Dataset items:
========

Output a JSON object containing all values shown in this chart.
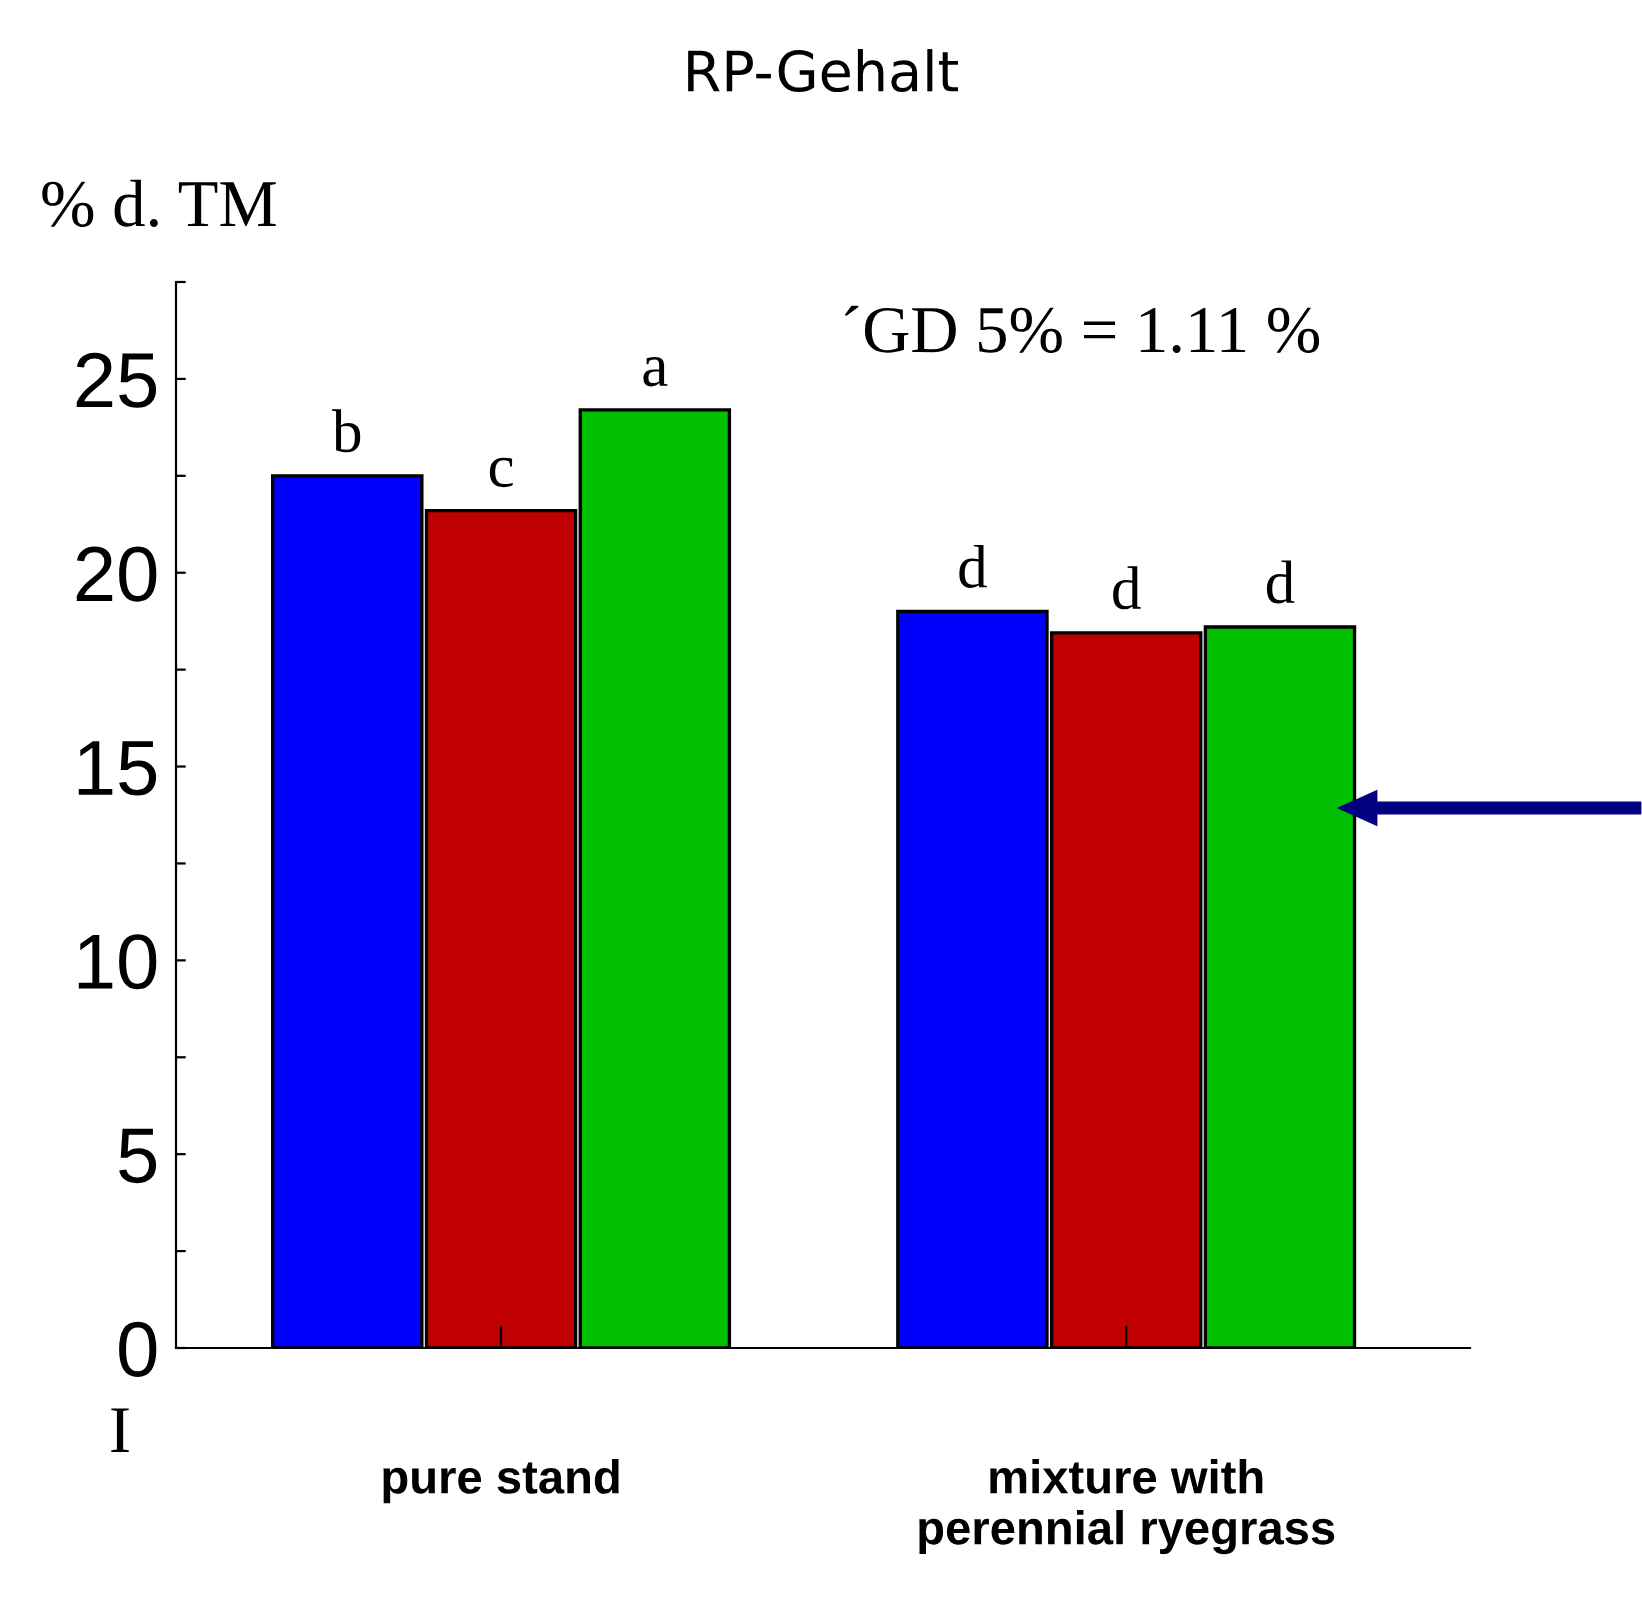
{
  "chart_data": {
    "type": "bar",
    "title": "RP-Gehalt",
    "ylabel": "% d. TM",
    "categories": [
      "pure stand",
      "mixture with\nperennial ryegrass"
    ],
    "series": [
      {
        "color": "#0000ff",
        "values": [
          22.5,
          19.0
        ],
        "value_labels": [
          "b",
          "d"
        ]
      },
      {
        "color": "#c00000",
        "values": [
          21.6,
          18.45
        ],
        "value_labels": [
          "c",
          "d"
        ]
      },
      {
        "color": "#00c000",
        "values": [
          24.2,
          18.6
        ],
        "value_labels": [
          "a",
          "d"
        ]
      }
    ],
    "ylim": [
      0,
      27.5
    ],
    "yticks": [
      0,
      {
        "value": 2.5,
        "label": null
      },
      5,
      {
        "value": 7.5,
        "label": null
      },
      10,
      {
        "value": 12.5,
        "label": null
      },
      15,
      {
        "value": 17.5,
        "label": null
      },
      20,
      {
        "value": 22.5,
        "label": null
      },
      25,
      {
        "value": 27.5,
        "label": null
      }
    ],
    "annotations": [
      "´GD 5% = 1.11 %",
      "I"
    ],
    "grid": false,
    "legend": false
  }
}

========

Write every record out again exactly; no pictures belong in the copy.

CORRECT RESPONSE:
Output a JSON object containing all values shown in this chart.
{
  "chart_data": {
    "type": "bar",
    "title": "RP-Gehalt",
    "ylabel": "% d. TM",
    "categories": [
      "pure stand",
      "mixture with\nperennial ryegrass"
    ],
    "series": [
      {
        "color": "#0000ff",
        "values": [
          22.5,
          19.0
        ],
        "value_labels": [
          "b",
          "d"
        ]
      },
      {
        "color": "#c00000",
        "values": [
          21.6,
          18.45
        ],
        "value_labels": [
          "c",
          "d"
        ]
      },
      {
        "color": "#00c000",
        "values": [
          24.2,
          18.6
        ],
        "value_labels": [
          "a",
          "d"
        ]
      }
    ],
    "ylim": [
      0,
      27.5
    ],
    "yticks": [
      0,
      {
        "value": 2.5,
        "label": null
      },
      5,
      {
        "value": 7.5,
        "label": null
      },
      10,
      {
        "value": 12.5,
        "label": null
      },
      15,
      {
        "value": 17.5,
        "label": null
      },
      20,
      {
        "value": 22.5,
        "label": null
      },
      25,
      {
        "value": 27.5,
        "label": null
      }
    ],
    "annotations": [
      "´GD 5% = 1.11 %",
      "I"
    ],
    "grid": false,
    "legend": false
  }
}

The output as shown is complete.